Trecho do documento:
_____
Talvez você seja ou já tenha sido ela. Eu já fui.

 

Ela é a mulher que engravidou quando estava desempregada. Ou ficou desempregada quando engravidou. E então ela magicamente se transformou numa incrível mãe empreendedora.

 

Ela abriu um brechó de roupas usadas. Ela abriu um ateliê criativo. Ela virou fotógrafa de bebês. Coach de liderança, influencer de Instagram ou dá dicas de organização em casa. Ela virou vendedora de pacotes turísticos. Ela virou microempreendedora individual e tem uma “micro agência de marketing”, em que ela é a dona, a empregada e a contadora. Ela abriu um pequeno negócio de comida no pote, virou boleira, aluga decorações para aniversários.

 

Nós todas conhecemos a mãe empreendedora.
_____
Listagem fornecida:
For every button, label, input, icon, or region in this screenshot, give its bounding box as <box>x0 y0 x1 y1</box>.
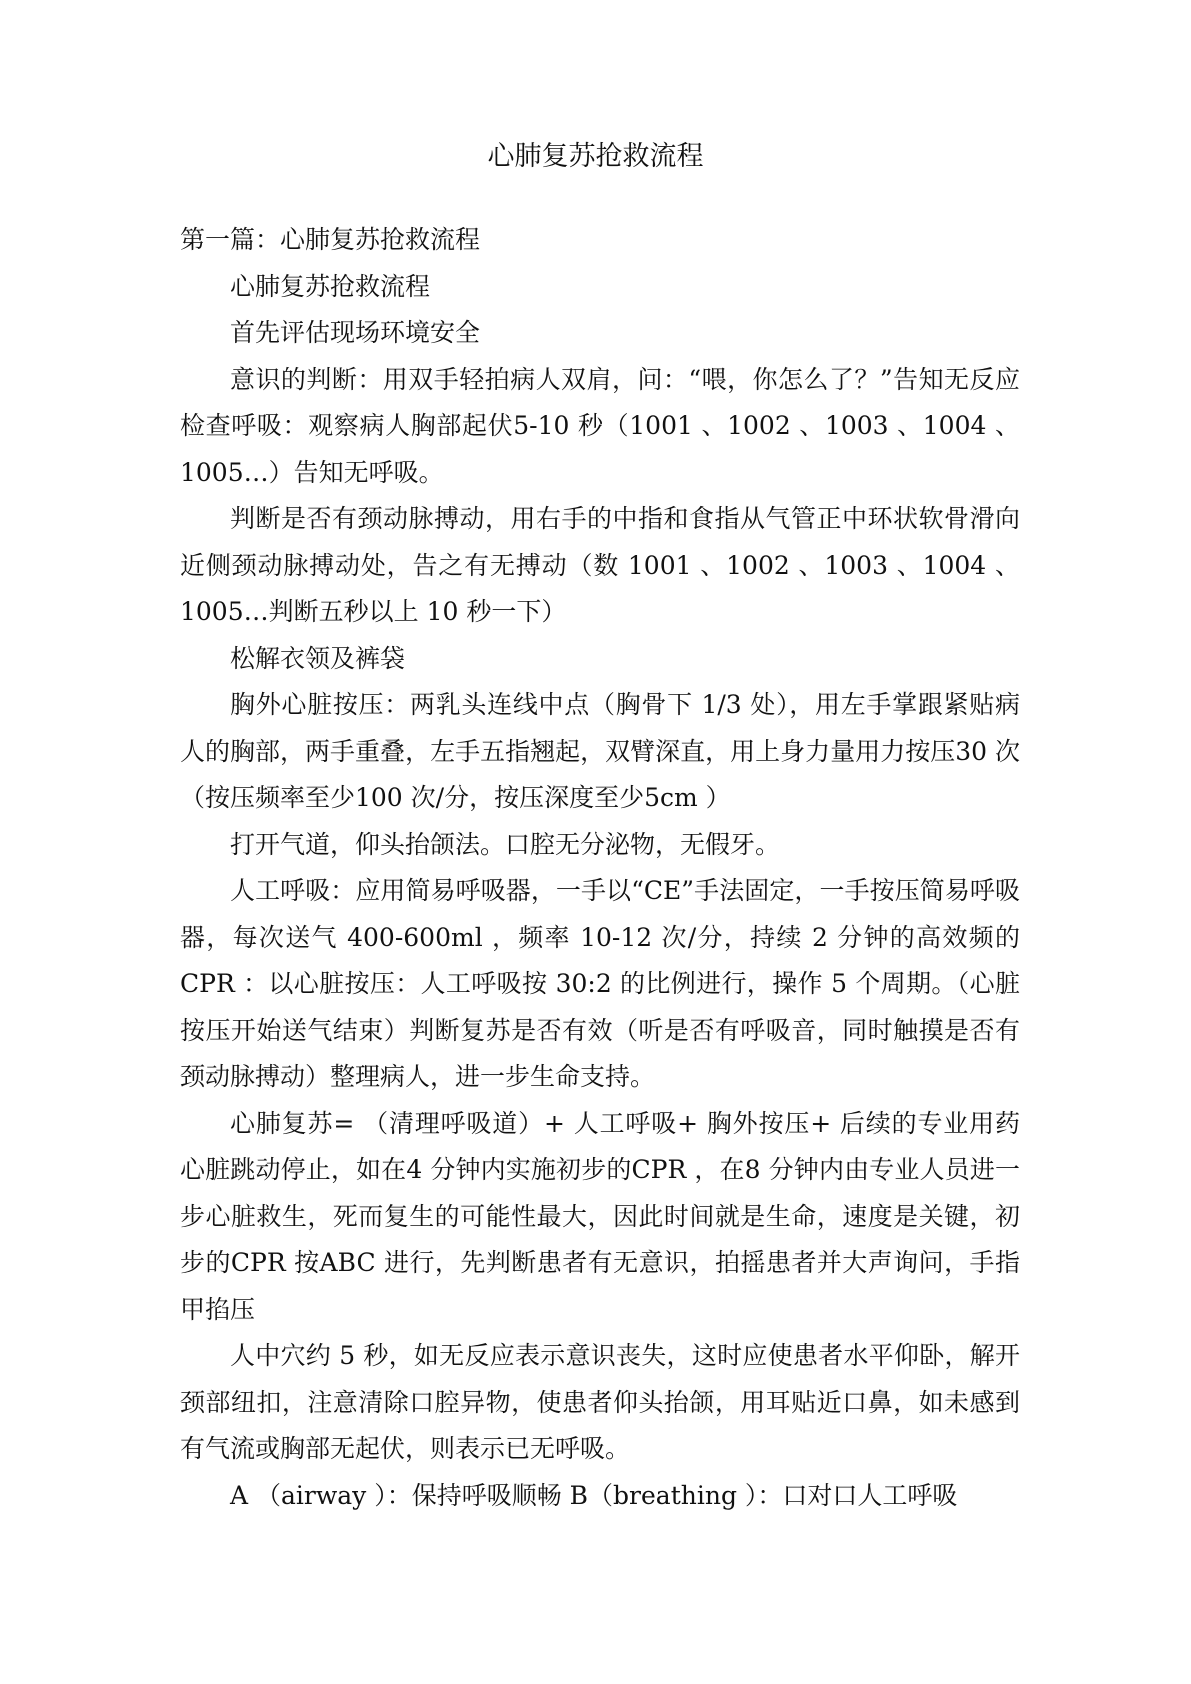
paragraph-pulse-check: 判断是否有颈动脉搏动，用右手的中指和食指从气管正中环状软骨滑向近侧颈动脉搏动处，告之有无搏动（数 1001 、1002 、1003 、1004 、1005…判断五秒以上 10 秒一下） <box>180 504 1020 626</box>
paragraph-section-heading: 第一篇：心肺复苏抢救流程 <box>180 225 481 254</box>
paragraph-abc: A （airway ）：保持呼吸顺畅 B（breathing ）：口对口人工呼吸 <box>230 1480 958 1510</box>
paragraph-consciousness-check: 意识的判断：用双手轻拍病人双肩，问：“喂，你怎么了？”告知无反应 检查呼吸：观察病人胸部起伏5-10 秒（1001 、1002 、1003 、1004 、1005…）告知无呼吸。 <box>180 364 1020 487</box>
paragraph-cpr-formula: 心肺复苏= （清理呼吸道）+ 人工呼吸+ 胸外按压+ 后续的专业用药 心脏跳动停止，如在4 分钟内实施初步的CPR ，在8 分钟内由专业人员进一步心脏救生，死而复生的可能性最大，因此时间就是生命，速度是关键，初步的CPR 按ABC 进行，先判断患者有无意识，拍摇患者并大声询问，手指甲掐压 <box>180 1108 1020 1324</box>
paragraph-chest-compression: 胸外心脏按压：两乳头连线中点（胸骨下 1/3 处），用左手掌跟紧贴病人的胸部，两手重叠，左手五指翘起，双臂深直，用上身力量用力按压30 次（按压频率至少100 次/分，按压深度至少5cm ） <box>180 690 1020 812</box>
paragraph-renzhong-point: 人中穴约 5 秒，如无反应表示意识丧失，这时应使患者水平仰卧，解开颈部纽扣，注意清除口腔异物，使患者仰头抬颌，用耳贴近口鼻，如未感到有气流或胸部无起伏，则表示已无呼吸。 <box>180 1341 1020 1463</box>
paragraph-artificial-respiration: 人工呼吸：应用简易呼吸器，一手以“CE”手法固定，一手按压简易呼吸器，每次送气 400-600ml ，频率 10-12 次/分，持续 2 分钟的高效频的CPR ：以心脏按压：人工呼吸按 30:2 的比例进行，操作 5 个周期。（心脏按压开始送气结束）判断复苏是否有效（听是否有呼吸音，同时触摸是否有颈动脉搏动）整理病人，进一步生命支持。 <box>180 876 1020 1091</box>
paragraph-environment-safety: 首先评估现场环境安全 <box>230 318 481 347</box>
document-title: 心肺复苏抢救流程 <box>487 141 704 172</box>
paragraph-subtitle: 心肺复苏抢救流程 <box>230 271 431 301</box>
paragraph-loosen-clothing: 松解衣领及裤袋 <box>230 643 406 673</box>
document-body <box>180 217 1020 1519</box>
paragraph-open-airway: 打开气道，仰头抬颌法。口腔无分泌物，无假牙。 <box>230 829 781 859</box>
_____
Enunciado:
Você pode reproduzir palavra por palavra a parte do texto sobre a mãe empreendedora que vai de "Talvez você seja" até "incrível mãe empreendedora.", incluindo os dois extremos?

Resposta da tarefa:
Talvez você seja ou já tenha sido ela. Eu já fui.

 

Ela é a mulher que engravidou quando estava desempregada. Ou ficou desempregada quando engravidou. E então ela magicamente se transformou numa incrível mãe empreendedora.